Stored dataset items:
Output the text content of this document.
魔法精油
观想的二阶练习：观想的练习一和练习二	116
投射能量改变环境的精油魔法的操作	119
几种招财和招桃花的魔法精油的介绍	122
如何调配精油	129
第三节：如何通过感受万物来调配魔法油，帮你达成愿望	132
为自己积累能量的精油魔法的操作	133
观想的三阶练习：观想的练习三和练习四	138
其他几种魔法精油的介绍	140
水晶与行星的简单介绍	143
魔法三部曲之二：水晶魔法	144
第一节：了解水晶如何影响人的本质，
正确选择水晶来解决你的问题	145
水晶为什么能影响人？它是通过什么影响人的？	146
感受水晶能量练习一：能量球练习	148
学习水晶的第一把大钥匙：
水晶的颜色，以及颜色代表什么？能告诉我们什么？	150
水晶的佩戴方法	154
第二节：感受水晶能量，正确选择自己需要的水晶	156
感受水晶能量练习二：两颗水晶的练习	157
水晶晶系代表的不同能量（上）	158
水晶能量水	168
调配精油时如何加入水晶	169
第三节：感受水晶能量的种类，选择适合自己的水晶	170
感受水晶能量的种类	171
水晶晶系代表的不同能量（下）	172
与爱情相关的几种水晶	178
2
* * *
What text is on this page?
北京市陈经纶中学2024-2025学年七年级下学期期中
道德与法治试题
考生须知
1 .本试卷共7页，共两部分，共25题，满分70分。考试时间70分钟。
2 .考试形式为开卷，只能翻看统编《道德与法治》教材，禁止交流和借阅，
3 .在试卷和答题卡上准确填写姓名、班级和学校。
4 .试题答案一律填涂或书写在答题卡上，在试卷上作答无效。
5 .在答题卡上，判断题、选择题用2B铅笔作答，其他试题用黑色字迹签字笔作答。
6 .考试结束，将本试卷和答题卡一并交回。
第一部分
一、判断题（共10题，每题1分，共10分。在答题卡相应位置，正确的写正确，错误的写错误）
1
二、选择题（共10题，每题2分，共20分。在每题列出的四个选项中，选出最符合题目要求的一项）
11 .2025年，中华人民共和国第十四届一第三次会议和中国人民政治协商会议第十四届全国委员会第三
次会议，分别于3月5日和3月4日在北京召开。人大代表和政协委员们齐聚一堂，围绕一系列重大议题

▶ [EXERCISE INSTRUCTIONS]:
Within the listing above, copy each line that has the string "this".

▶ [RESPONSE TO THE TASK]:
Output the text content of this document.
What text is on this page?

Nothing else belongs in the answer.